Perhaps the answer is to shame the public into action over its gluttony. To eat within our planetary boundaries – that is, with no net environmental damage – it has been estimated that we should consume no more than 98g of red meat, 203g of poultry and 196g of fish a week. However, in high-income countries such as Britain, households are currently consuming double this. Putting one’s needs ahead of others’ is not only unfair but also dangerous for the planet. Thankfully the mood is shifting. The rise in vegetarian and vegan diets reveals a conscious effort to reduce meat intake.

> [Work instructions]
Extend the passage on meat consumption and the planet, picking up after its final sentence.

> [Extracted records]
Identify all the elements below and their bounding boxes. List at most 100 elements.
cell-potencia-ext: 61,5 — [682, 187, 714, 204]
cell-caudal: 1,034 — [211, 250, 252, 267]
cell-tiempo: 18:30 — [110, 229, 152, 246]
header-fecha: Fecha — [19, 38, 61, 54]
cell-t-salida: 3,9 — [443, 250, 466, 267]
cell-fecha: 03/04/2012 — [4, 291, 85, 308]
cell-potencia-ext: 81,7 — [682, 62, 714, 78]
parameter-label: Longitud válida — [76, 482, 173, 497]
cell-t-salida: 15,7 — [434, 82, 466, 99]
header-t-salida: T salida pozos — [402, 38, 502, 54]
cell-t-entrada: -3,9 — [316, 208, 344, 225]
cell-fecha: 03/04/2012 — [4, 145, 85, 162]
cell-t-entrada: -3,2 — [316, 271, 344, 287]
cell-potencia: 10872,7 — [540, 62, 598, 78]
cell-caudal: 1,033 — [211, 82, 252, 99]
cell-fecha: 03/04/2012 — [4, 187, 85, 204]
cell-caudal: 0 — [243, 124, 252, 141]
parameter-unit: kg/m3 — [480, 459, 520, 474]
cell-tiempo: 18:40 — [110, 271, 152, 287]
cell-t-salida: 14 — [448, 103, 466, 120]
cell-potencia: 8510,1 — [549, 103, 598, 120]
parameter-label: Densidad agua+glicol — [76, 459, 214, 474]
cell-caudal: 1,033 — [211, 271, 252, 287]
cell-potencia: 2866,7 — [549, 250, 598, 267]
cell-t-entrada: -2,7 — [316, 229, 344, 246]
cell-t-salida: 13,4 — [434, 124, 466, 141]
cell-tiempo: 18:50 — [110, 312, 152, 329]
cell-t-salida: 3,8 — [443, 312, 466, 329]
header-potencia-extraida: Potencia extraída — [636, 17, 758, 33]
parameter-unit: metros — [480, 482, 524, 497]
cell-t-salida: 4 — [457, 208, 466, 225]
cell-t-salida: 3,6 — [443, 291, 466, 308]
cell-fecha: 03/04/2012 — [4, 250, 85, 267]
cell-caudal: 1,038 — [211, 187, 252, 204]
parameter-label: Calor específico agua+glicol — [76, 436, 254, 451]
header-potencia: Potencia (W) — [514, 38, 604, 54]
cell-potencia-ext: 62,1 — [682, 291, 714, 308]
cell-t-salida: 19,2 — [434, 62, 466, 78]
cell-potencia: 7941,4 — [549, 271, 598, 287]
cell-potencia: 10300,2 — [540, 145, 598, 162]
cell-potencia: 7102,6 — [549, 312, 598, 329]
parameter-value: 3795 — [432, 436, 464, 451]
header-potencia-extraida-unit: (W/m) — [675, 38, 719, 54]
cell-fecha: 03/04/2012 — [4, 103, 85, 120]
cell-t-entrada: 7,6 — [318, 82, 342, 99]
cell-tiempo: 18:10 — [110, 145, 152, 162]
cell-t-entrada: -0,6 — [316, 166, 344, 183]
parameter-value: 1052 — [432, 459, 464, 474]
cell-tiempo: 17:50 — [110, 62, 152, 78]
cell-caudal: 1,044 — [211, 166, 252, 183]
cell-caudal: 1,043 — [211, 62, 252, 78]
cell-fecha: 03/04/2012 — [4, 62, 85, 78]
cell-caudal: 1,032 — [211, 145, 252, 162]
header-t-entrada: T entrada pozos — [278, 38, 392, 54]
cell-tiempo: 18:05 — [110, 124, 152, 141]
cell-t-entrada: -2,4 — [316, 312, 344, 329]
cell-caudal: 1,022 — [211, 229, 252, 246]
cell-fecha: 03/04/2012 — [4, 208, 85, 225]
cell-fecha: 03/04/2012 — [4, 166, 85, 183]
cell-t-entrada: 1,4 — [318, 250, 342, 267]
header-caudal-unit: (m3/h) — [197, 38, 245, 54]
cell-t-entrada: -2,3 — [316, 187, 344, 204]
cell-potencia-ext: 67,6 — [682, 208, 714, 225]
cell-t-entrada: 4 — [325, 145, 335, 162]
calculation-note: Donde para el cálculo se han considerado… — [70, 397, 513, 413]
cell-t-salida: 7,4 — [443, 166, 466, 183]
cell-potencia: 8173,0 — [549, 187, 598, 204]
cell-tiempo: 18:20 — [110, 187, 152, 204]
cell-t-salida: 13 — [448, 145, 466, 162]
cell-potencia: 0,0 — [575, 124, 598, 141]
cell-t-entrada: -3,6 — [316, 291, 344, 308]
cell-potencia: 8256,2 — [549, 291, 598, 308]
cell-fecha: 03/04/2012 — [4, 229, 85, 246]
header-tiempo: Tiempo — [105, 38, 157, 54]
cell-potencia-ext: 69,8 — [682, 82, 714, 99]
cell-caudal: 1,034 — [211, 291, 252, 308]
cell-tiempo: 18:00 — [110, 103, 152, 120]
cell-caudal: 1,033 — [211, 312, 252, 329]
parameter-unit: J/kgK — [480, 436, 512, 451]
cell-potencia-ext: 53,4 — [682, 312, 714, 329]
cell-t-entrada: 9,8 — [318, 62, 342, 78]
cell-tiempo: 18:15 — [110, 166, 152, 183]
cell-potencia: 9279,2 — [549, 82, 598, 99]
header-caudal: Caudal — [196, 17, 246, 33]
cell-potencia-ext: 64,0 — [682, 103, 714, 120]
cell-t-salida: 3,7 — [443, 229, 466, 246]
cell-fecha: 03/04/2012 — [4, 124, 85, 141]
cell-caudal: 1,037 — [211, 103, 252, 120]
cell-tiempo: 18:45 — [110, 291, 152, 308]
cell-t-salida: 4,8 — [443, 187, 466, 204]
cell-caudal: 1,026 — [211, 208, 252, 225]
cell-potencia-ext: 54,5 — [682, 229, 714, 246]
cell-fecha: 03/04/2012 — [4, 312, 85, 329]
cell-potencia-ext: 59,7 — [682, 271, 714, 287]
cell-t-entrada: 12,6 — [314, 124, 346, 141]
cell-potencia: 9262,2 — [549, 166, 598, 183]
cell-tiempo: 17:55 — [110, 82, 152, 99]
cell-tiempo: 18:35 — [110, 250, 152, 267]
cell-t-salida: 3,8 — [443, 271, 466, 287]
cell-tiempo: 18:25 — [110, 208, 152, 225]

> [Answer to this exercise]
Different diets will shift the industry slowly, but may not transform food production systems quickly enough. That will need governments to act – and to treat eating meat like burning coal. Greener alternatives such as precision fermentation can produce animal-free eggs, milk and meat. Bill McKibben, writing about The Ministry of the Future, noted that in the book it is legislation that creates “a new legal regime that is fair, just, sustainable, and secure” to solve the climate crisis. Developed countries ought to think hard about the UN message last year that they should reconsider their support “for an outsized meat and dairy industry, which accounts for 14.5% of global greenhouse gas emissions”. This is not a call to end rich-world farming, but rather to end a form of farming that risks costing the planet. Mr Dimbleby deserves to be heard.